• **To be done**
Repeat the material below exactly, with no pictures.
--
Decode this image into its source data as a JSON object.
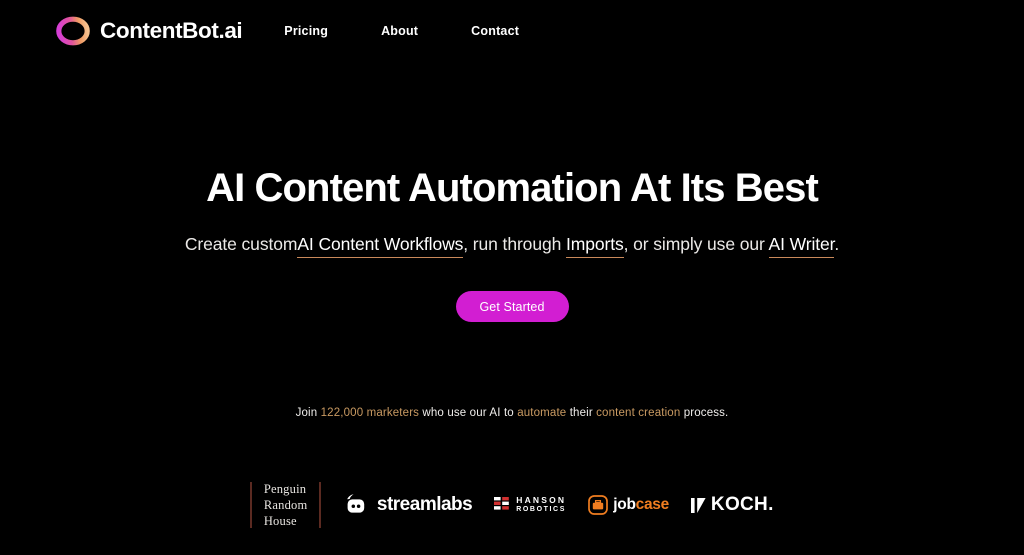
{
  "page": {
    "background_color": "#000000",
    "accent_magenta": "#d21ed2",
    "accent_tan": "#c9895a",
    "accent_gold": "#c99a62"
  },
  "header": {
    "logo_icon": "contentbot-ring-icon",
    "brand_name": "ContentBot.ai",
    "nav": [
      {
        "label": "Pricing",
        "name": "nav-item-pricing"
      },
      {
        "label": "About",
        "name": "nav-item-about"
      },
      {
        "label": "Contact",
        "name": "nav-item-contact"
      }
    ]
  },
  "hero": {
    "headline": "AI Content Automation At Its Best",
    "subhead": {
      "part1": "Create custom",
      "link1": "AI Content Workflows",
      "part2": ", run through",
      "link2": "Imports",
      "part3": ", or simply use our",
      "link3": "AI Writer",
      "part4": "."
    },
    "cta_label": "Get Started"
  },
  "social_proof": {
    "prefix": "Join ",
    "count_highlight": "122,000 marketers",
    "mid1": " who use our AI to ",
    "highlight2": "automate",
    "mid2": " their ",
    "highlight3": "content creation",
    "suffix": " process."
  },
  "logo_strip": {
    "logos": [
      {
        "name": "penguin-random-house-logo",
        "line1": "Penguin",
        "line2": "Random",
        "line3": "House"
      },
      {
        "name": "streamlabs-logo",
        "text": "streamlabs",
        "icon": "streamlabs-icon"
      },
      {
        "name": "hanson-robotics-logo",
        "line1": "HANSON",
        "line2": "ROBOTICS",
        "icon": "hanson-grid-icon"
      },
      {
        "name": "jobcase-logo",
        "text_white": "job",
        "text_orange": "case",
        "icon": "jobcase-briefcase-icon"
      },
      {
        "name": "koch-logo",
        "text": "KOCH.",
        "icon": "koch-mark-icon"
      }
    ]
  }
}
--
• **Result below**
Decode this image into its source data as a JSON object.
{
  "page": {
    "background_color": "#000000",
    "accent_magenta": "#d21ed2",
    "accent_tan": "#c9895a",
    "accent_gold": "#c99a62"
  },
  "header": {
    "logo_icon": "contentbot-ring-icon",
    "brand_name": "ContentBot.ai",
    "nav": [
      {
        "label": "Pricing",
        "name": "nav-item-pricing"
      },
      {
        "label": "About",
        "name": "nav-item-about"
      },
      {
        "label": "Contact",
        "name": "nav-item-contact"
      }
    ]
  },
  "hero": {
    "headline": "AI Content Automation At Its Best",
    "subhead": {
      "part1": "Create custom",
      "link1": "AI Content Workflows",
      "part2": ", run through",
      "link2": "Imports",
      "part3": ", or simply use our",
      "link3": "AI Writer",
      "part4": "."
    },
    "cta_label": "Get Started"
  },
  "social_proof": {
    "prefix": "Join ",
    "count_highlight": "122,000 marketers",
    "mid1": " who use our AI to ",
    "highlight2": "automate",
    "mid2": " their ",
    "highlight3": "content creation",
    "suffix": " process."
  },
  "logo_strip": {
    "logos": [
      {
        "name": "penguin-random-house-logo",
        "line1": "Penguin",
        "line2": "Random",
        "line3": "House"
      },
      {
        "name": "streamlabs-logo",
        "text": "streamlabs",
        "icon": "streamlabs-icon"
      },
      {
        "name": "hanson-robotics-logo",
        "line1": "HANSON",
        "line2": "ROBOTICS",
        "icon": "hanson-grid-icon"
      },
      {
        "name": "jobcase-logo",
        "text_white": "job",
        "text_orange": "case",
        "icon": "jobcase-briefcase-icon"
      },
      {
        "name": "koch-logo",
        "text": "KOCH.",
        "icon": "koch-mark-icon"
      }
    ]
  }
}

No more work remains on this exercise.